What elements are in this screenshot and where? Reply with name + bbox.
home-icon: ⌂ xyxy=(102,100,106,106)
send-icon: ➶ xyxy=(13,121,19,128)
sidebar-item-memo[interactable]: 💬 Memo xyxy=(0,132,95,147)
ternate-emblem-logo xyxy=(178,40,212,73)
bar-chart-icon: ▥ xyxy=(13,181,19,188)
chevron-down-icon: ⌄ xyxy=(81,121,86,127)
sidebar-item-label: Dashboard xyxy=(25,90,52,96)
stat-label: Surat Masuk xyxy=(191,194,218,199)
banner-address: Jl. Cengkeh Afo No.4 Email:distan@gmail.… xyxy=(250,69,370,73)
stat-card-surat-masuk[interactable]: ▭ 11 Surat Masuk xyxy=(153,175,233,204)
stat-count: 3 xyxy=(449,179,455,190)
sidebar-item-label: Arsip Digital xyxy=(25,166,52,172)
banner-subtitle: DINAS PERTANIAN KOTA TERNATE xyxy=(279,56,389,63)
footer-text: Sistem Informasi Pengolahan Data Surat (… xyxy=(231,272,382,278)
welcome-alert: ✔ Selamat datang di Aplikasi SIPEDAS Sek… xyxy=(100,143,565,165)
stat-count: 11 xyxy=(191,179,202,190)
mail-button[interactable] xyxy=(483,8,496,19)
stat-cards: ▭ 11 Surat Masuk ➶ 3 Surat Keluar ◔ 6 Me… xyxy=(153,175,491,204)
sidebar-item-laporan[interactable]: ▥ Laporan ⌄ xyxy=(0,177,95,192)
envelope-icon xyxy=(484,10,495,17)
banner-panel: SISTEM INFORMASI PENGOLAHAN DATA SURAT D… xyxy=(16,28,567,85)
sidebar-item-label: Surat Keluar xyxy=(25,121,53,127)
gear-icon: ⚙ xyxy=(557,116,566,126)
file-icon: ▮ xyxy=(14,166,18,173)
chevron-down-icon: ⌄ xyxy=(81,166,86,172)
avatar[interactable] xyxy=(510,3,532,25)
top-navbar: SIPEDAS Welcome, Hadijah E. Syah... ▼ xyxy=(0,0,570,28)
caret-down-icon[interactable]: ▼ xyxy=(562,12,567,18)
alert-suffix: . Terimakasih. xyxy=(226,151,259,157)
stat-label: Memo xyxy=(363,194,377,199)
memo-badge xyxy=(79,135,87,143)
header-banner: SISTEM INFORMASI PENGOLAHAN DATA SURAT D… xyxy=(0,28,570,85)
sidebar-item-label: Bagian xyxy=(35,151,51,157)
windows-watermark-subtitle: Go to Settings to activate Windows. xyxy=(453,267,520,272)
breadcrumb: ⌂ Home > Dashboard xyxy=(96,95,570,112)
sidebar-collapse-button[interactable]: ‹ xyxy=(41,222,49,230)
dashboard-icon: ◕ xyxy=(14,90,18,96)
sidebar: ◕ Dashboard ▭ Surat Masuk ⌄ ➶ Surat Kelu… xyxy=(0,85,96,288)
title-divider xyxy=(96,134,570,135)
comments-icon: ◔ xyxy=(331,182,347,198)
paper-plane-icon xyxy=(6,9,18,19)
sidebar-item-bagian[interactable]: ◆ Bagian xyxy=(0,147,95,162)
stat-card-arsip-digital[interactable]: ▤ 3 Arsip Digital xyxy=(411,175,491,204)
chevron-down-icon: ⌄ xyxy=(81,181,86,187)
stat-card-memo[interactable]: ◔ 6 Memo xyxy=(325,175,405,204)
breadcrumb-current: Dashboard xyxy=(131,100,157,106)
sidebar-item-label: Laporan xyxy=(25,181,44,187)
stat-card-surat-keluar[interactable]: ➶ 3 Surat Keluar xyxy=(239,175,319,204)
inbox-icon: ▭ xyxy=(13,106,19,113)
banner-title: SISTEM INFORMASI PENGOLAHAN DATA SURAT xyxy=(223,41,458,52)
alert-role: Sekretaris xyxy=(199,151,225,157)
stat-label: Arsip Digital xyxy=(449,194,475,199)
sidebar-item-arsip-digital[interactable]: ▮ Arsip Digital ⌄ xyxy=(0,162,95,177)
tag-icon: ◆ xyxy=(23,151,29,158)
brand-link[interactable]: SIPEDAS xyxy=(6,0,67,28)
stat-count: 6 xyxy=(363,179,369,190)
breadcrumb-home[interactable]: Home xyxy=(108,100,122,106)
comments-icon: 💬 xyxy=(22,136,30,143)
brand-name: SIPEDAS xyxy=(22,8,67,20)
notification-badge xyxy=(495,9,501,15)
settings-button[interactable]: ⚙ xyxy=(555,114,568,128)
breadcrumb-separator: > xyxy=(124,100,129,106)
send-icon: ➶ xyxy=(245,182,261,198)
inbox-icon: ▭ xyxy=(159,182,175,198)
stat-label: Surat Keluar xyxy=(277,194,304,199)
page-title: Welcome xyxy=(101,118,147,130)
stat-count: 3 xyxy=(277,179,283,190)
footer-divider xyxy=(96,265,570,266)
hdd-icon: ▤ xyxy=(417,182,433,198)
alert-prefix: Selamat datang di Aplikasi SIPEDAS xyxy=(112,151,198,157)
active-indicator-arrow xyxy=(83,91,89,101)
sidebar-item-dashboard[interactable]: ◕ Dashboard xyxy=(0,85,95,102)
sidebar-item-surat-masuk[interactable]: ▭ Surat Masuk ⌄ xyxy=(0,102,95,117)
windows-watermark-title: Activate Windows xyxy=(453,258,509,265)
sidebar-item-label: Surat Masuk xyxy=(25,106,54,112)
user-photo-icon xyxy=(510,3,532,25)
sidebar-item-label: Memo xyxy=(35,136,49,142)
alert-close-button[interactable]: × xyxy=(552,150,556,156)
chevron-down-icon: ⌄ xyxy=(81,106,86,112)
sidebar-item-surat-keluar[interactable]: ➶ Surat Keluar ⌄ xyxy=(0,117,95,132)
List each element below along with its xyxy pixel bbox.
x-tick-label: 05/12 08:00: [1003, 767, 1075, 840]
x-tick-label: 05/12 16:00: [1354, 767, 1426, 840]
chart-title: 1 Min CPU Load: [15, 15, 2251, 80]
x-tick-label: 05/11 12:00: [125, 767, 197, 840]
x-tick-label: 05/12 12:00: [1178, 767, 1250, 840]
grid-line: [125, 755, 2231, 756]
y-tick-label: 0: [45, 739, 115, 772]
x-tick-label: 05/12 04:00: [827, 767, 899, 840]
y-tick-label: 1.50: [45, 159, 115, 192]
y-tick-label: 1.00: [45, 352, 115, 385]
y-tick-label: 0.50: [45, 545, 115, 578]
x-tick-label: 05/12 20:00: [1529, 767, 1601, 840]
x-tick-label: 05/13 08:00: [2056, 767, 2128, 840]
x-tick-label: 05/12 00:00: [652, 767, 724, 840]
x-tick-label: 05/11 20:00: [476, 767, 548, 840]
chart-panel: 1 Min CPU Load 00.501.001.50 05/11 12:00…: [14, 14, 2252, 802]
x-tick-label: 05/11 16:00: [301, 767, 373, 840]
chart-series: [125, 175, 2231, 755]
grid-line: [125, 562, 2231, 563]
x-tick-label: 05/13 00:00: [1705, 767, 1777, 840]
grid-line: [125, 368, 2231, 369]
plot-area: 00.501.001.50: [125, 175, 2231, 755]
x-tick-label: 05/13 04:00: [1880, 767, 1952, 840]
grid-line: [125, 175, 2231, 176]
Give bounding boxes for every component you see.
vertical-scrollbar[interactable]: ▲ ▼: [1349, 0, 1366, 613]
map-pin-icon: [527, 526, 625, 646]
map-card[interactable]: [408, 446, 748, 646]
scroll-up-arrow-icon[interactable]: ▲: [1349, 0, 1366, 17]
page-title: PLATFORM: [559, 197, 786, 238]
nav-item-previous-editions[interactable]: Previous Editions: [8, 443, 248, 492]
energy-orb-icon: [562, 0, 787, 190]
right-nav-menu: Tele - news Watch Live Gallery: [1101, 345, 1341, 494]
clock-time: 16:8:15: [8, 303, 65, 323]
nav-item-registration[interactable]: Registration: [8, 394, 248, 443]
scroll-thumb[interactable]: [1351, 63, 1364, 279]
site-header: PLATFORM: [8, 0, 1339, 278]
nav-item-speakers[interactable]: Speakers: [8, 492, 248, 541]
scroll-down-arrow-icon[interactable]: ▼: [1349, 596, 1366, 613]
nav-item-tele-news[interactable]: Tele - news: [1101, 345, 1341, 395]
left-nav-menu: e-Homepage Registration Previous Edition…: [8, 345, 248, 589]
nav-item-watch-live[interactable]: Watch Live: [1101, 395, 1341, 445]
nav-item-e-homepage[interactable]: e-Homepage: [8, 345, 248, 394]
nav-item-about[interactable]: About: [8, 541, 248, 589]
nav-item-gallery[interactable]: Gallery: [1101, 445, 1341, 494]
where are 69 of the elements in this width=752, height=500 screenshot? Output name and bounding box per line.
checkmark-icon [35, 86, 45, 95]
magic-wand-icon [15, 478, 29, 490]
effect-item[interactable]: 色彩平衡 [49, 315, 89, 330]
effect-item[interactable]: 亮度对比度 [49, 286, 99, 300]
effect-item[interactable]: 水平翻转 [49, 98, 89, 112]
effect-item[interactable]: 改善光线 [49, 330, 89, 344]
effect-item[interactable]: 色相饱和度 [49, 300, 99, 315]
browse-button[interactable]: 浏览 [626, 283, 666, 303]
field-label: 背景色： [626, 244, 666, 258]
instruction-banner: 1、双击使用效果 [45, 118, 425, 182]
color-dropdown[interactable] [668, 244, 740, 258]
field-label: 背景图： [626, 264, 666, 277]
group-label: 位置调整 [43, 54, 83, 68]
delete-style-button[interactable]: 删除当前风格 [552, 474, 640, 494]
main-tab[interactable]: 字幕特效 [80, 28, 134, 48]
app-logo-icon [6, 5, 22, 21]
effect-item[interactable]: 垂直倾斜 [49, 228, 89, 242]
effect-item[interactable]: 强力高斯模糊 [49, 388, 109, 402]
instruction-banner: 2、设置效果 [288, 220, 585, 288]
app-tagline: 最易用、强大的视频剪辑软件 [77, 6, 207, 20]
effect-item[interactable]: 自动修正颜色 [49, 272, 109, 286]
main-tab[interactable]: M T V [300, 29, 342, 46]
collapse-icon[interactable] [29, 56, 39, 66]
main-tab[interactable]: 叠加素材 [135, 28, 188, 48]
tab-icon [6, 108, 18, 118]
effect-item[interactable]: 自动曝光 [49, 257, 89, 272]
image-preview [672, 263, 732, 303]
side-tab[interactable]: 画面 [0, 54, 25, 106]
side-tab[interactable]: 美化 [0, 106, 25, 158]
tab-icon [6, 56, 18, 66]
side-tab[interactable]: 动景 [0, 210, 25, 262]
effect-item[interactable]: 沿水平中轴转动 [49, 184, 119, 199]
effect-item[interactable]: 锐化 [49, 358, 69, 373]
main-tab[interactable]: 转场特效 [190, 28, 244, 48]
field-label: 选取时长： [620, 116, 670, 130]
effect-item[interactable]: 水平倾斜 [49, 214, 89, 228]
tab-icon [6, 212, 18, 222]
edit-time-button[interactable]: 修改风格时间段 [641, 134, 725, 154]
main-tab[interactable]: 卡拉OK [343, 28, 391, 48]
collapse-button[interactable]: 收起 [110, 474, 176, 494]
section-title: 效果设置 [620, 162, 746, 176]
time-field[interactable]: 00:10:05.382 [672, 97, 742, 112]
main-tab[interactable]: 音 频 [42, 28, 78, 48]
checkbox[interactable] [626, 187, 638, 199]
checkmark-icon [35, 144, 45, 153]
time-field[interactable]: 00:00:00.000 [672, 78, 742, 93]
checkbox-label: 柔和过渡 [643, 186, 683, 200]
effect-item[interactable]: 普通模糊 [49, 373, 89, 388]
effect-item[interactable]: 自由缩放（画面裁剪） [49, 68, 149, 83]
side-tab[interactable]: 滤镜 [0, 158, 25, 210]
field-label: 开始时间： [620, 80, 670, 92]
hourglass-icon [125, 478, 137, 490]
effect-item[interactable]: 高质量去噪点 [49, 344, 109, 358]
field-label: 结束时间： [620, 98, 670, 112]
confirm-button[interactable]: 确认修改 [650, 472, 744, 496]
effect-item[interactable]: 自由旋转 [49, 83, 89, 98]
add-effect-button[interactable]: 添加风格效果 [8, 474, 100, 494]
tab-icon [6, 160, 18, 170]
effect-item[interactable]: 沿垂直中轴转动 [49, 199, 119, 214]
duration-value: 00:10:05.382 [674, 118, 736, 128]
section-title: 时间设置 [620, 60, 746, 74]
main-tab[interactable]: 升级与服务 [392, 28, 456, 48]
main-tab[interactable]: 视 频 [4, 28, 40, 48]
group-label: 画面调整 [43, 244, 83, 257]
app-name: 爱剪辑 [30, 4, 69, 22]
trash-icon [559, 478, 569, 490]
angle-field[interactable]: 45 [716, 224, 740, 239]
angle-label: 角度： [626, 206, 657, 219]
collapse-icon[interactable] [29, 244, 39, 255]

§ Set task
Copy the records above verbatim, from their first line through the line containing "sidebar-item-bagian[interactable]: ◆ Bagian".

§ Solution for this problem
What elements are in this screenshot and where? Reply with name + bbox.
home-icon: ⌂ xyxy=(102,100,106,106)
send-icon: ➶ xyxy=(13,121,19,128)
sidebar-item-memo[interactable]: 💬 Memo xyxy=(0,132,95,147)
ternate-emblem-logo xyxy=(178,40,212,73)
bar-chart-icon: ▥ xyxy=(13,181,19,188)
chevron-down-icon: ⌄ xyxy=(81,121,86,127)
sidebar-item-label: Dashboard xyxy=(25,90,52,96)
stat-label: Surat Masuk xyxy=(191,194,218,199)
banner-address: Jl. Cengkeh Afo No.4 Email:distan@gmail.… xyxy=(250,69,370,73)
stat-card-surat-masuk[interactable]: ▭ 11 Surat Masuk xyxy=(153,175,233,204)
stat-count: 3 xyxy=(449,179,455,190)
sidebar-item-label: Arsip Digital xyxy=(25,166,52,172)
banner-subtitle: DINAS PERTANIAN KOTA TERNATE xyxy=(279,56,389,63)
footer-text: Sistem Informasi Pengolahan Data Surat (… xyxy=(231,272,382,278)
welcome-alert: ✔ Selamat datang di Aplikasi SIPEDAS Sek… xyxy=(100,143,565,165)
stat-count: 11 xyxy=(191,179,202,190)
mail-button[interactable] xyxy=(483,8,496,19)
stat-cards: ▭ 11 Surat Masuk ➶ 3 Surat Keluar ◔ 6 Me… xyxy=(153,175,491,204)
sidebar-item-laporan[interactable]: ▥ Laporan ⌄ xyxy=(0,177,95,192)
envelope-icon xyxy=(484,10,495,17)
banner-panel: SISTEM INFORMASI PENGOLAHAN DATA SURAT D… xyxy=(16,28,567,85)
sidebar-item-label: Surat Keluar xyxy=(25,121,53,127)
gear-icon: ⚙ xyxy=(557,116,566,126)
file-icon: ▮ xyxy=(14,166,18,173)
chevron-down-icon: ⌄ xyxy=(81,166,86,172)
avatar[interactable] xyxy=(510,3,532,25)
top-navbar: SIPEDAS Welcome, Hadijah E. Syah... ▼ xyxy=(0,0,570,28)
caret-down-icon[interactable]: ▼ xyxy=(562,12,567,18)
alert-suffix: . Terimakasih. xyxy=(226,151,259,157)
stat-label: Memo xyxy=(363,194,377,199)
memo-badge xyxy=(79,135,87,143)
header-banner: SISTEM INFORMASI PENGOLAHAN DATA SURAT D… xyxy=(0,28,570,85)
sidebar-item-label: Bagian xyxy=(35,151,51,157)
windows-watermark-subtitle: Go to Settings to activate Windows. xyxy=(453,267,520,272)
breadcrumb: ⌂ Home > Dashboard xyxy=(96,95,570,112)
sidebar-collapse-button[interactable]: ‹ xyxy=(41,222,49,230)
dashboard-icon: ◕ xyxy=(14,90,18,96)
sidebar: ◕ Dashboard ▭ Surat Masuk ⌄ ➶ Surat Kelu… xyxy=(0,85,96,288)
title-divider xyxy=(96,134,570,135)
comments-icon: ◔ xyxy=(331,182,347,198)
paper-plane-icon xyxy=(6,9,18,19)
sidebar-item-bagian[interactable]: ◆ Bagian xyxy=(0,147,95,162)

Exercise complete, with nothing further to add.